## The tasks
A. In the lecture series announcement, rewrite the paragraph beginning "Medieval manuscripts written in early English" as a short list that keeps its main points.
B. Carry on the lecture series announcement from its final sentence, matching its tone and style.

## Extracted text
* * *

A series of three lectures
Watch our experts discuss our manuscripts live online and get your questions answered.
Lecture 1: Meet the fragments
Thursday 14 October 2021
5.30 – 6.15pm (BST)
Speakers: Andrew Honey, Book Conservator, Research and Teaching and Matthew Holford, Tolkien Curator of Medieval Manuscripts
Leafing through a manuscript, it’s easy to ignore the fragments of other books that were often used to strengthen its binding or as endleaves to protect the beginning and end of the text. In this session the fragments are the focus.
We will explore their physical function in manuscripts – and the bad things that can happen when they are removed for study – as well as showing what they can contribute to book history.
Watch a recording of the Meet the fragments lecture
Lecture 2: Uncomfortable English Manuscripts
Monday 8 November 2021
12.30 – 1.15pm (GMT)
Speakers: Dan Wakelin, Jeremy Griffiths Professor of Medieval English Palaeography and Andrew Dunning, R. W. Hunt Curator of Medieval Manuscripts
Medieval manuscripts written in early English are familiar and yet foreign to us, not only for their language but also for their style. Like their cathedral counterparts, Gothic script and page design come across to us as beautiful, austere, and distinctively uncomfortable. But is this how their designers intended them – and can we indeed speak of these books as designed?
Learn how the Middle Ages shaped the way we read today both in print and on screen.

* * *

## Information supplied
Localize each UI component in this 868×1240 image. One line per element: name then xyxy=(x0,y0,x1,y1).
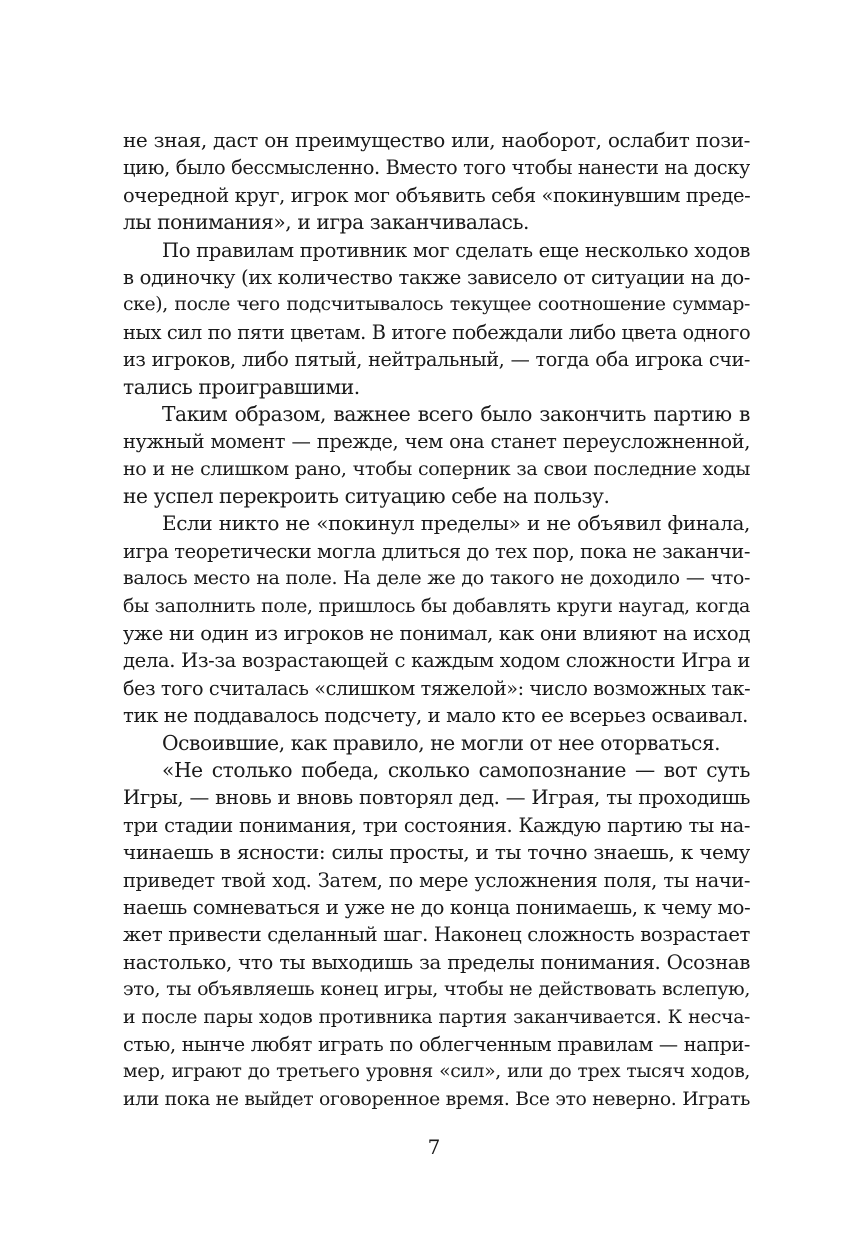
text-line: приведет твой ход. Затем, по мере усложнения поля, ты начи- xyxy=(123,868,750,892)
text-line: стью, нынче любят играть по облегченным правилам — напри- xyxy=(123,1032,750,1056)
text-line: но и не слишком рано, чтобы соперник за свои последние ходы xyxy=(123,457,750,480)
text-line: в одиночку (их количество также зависело от ситуации на до- xyxy=(123,265,750,289)
text-line: лы понимания», и игра заканчивалась. xyxy=(123,210,530,235)
text-line: нужный момент — прежде, чем она станет переусложненной, xyxy=(123,430,750,454)
text-line: не успел перекроить ситуацию себе на пользу. xyxy=(123,484,610,509)
text-line: ных сил по пяти цветам. В итоге побеждали либо цвета одного xyxy=(123,320,750,344)
text-line: ске), после чего подсчитывалось текущее соотношение суммар- xyxy=(123,294,750,316)
text-line: Если никто не «покинул пределы» и не объявил финала, xyxy=(162,511,750,536)
text-line: бы заполнить поле, пришлось бы добавлять круги наугад, когда xyxy=(123,594,750,617)
text-line: тик не поддавалось подсчету, и мало кто ее всерьез осваивал. xyxy=(123,704,748,728)
text-line: мер, играют до третьего уровня «сил», или до трех тысяч ходов, xyxy=(123,1061,750,1083)
text-line: Игры, — вновь и вновь повторял дед. — Играя, ты проходишь xyxy=(123,786,750,810)
text-line: это, ты объявляешь конец игры, чтобы не действовать вслепую, xyxy=(123,978,750,1001)
text-line: тались проигравшими. xyxy=(123,374,360,399)
text-line: По правилам противник мог сделать еще несколько ходов xyxy=(162,238,750,262)
text-line: и после пары ходов противника партия заканчивается. К несча- xyxy=(123,1006,750,1028)
text-line: очередной круг, игрок мог объявить себя «покинувшим преде- xyxy=(123,183,750,207)
text-line: игра теоретически могла длиться до тех пор, пока не заканчи- xyxy=(123,539,750,563)
text-line: Таким образом, важнее всего было закончить партию в xyxy=(162,401,750,426)
text-line: цию, было бессмысленно. Вместо того чтобы нанести на доску xyxy=(123,156,750,180)
text-line: настолько, что ты выходишь за пределы понимания. Осознав xyxy=(123,950,750,974)
body-text xyxy=(123,127,750,1113)
text-line: жет привести сделанный шаг. Наконец сложность возрастает xyxy=(123,923,750,947)
text-line: три стадии понимания, три состояния. Каждую партию ты на- xyxy=(123,813,750,837)
page-number: 7 xyxy=(427,1135,441,1159)
text-line: или пока не выйдет оговоренное время. Все это неверно. Играть xyxy=(123,1088,750,1110)
text-line: уже ни один из игроков не понимал, как они влияют на исход xyxy=(123,622,750,646)
text-line: Освоившие, как правило, не могли от нее оторваться. xyxy=(162,730,721,755)
text-line: не зная, даст он преимущество или, наоборот, ослабит пози- xyxy=(123,128,750,152)
text-line: наешь сомневаться и уже не до конца понимаешь, к чему мо- xyxy=(123,895,750,919)
text-line: из игроков, либо пятый, нейтральный, — тогда оба игрока счи- xyxy=(123,348,750,372)
text-line: валось место на поле. На деле же до такого не доходило — что- xyxy=(123,567,750,590)
text-line: чинаешь в ясности: силы просты, и ты точно знаешь, к чему xyxy=(123,840,750,865)
text-line: «Не столько победа, сколько самопознание — вот суть xyxy=(162,757,750,782)
text-line: без того считалась «слишком тяжелой»: число возможных так- xyxy=(123,676,750,700)
text-line: дела. Из-за возрастающей с каждым ходом сложности Игра и xyxy=(123,649,750,673)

* * *

## The replies
A.
- Medieval manuscripts in early English feel both familiar and foreign, in language and in style.
- Like Gothic cathedrals, their Gothic script and page design strike us as beautiful, austere and distinctly uncomfortable.
- The lecture asks whether their designers meant them to look this way, and whether these books can be called designed at all.

B.
Watch a recording of the Meet the fragments lecture
Lecture 3: Correcting Christmas Carols
Thursday 2 December 2021
5.30 – 6.15pm (GMT)
Speakers: Micah Mackay, doctoral student in the Publication Before Print Doctoral Centre and Andrew Dunning, R. W. Hunt Curator of Medieval Manuscripts
Have you ever come close to fisticuffs with a friend over the tune to which ‘O little town of Bethlehem’ should be sung? You’re experiencing a very old problem. The Bodleian’s Selden Carol Book is a famous collection of Christmas songs that only barely made it into modern consciousness: many of them survive in no other books, but have been modified in the manuscript itself, meaning that we have more than one version to choose between. How do we deal with phenomena of scribal correction, error, and variation in late medieval carols? What can this tell us about performance and the oral culture of the late medieval period? You will learn how singers lived with change in their favourite songs, and hear carols of the Middle Ages both familiar and new.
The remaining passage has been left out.